* **The task**
Transcribe the entries below exactly; leave every image out.

start

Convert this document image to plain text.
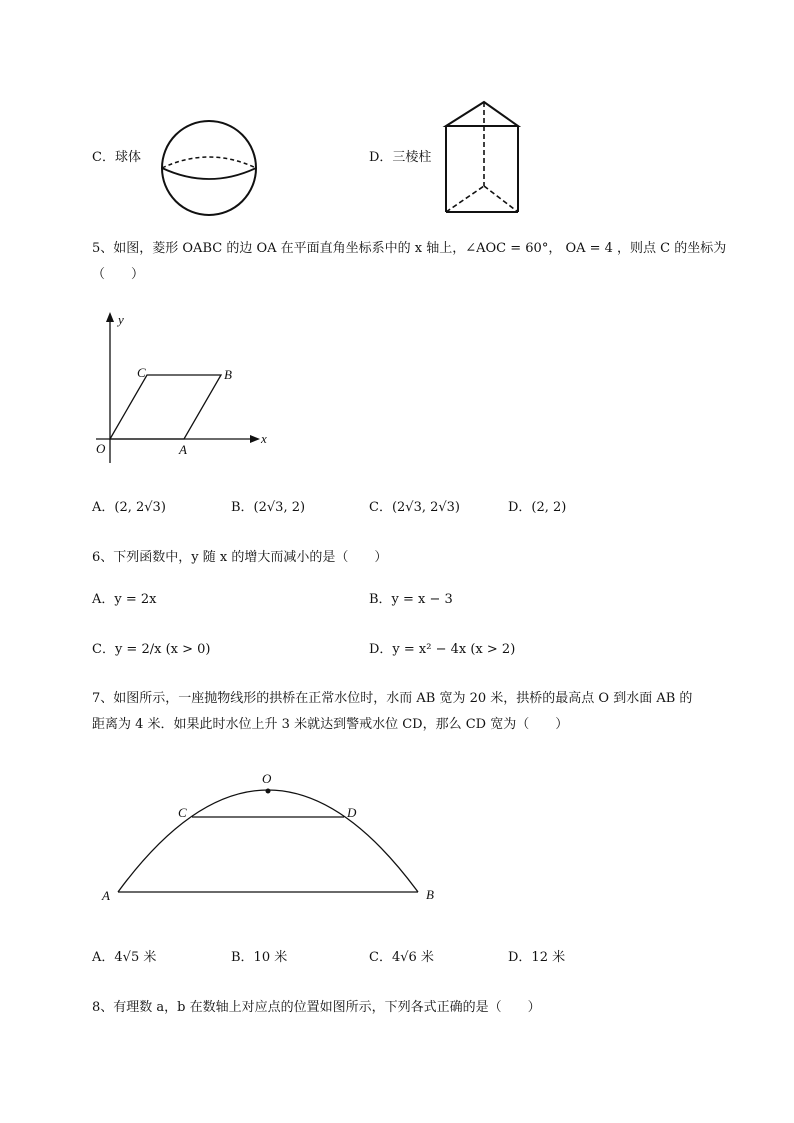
C．球体	D．三棱柱
5、如图，菱形 OABC 的边 OA 在平面直角坐标系中的 x 轴上，∠AOC = 60°， OA = 4 ，则点 C 的坐标为
（　　）
y
x
O	A
B
C
A．(2, 2√3)	B．(2√3, 2)	C．(2√3, 2√3)	D．(2, 2)
6、下列函数中，y 随 x 的增大而减小的是（　　）
A．y = 2x	B．y = x − 3
C．y = 2/x (x > 0)	D．y = x² − 4x (x > 2)
7、如图所示，一座抛物线形的拱桥在正常水位时，水而 AB 宽为 20 米，拱桥的最高点 O 到水面 AB 的
距离为 4 米．如果此时水位上升 3 米就达到警戒水位 CD，那么 CD 宽为（　　）
O
C	D
A	B
A．4√5 米	B．10 米	C．4√6 米	D．12 米
8、有理数 a，b 在数轴上对应点的位置如图所示，下列各式正确的是（　　）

end

* **Finished answer**
Convert this document image to plain text.
C．球体	D．三棱柱
5、如图，菱形 OABC 的边 OA 在平面直角坐标系中的 x 轴上，∠AOC = 60°， OA = 4 ，则点 C 的坐标为
（　　）
y
x
O	A
B
C
A．(2, 2√3)	B．(2√3, 2)	C．(2√3, 2√3)	D．(2, 2)
6、下列函数中，y 随 x 的增大而减小的是（　　）
A．y = 2x	B．y = x − 3
C．y = 2/x (x > 0)	D．y = x² − 4x (x > 2)
7、如图所示，一座抛物线形的拱桥在正常水位时，水而 AB 宽为 20 米，拱桥的最高点 O 到水面 AB 的
距离为 4 米．如果此时水位上升 3 米就达到警戒水位 CD，那么 CD 宽为（　　）
O
C	D
A	B
A．4√5 米	B．10 米	C．4√6 米	D．12 米
8、有理数 a，b 在数轴上对应点的位置如图所示，下列各式正确的是（　　）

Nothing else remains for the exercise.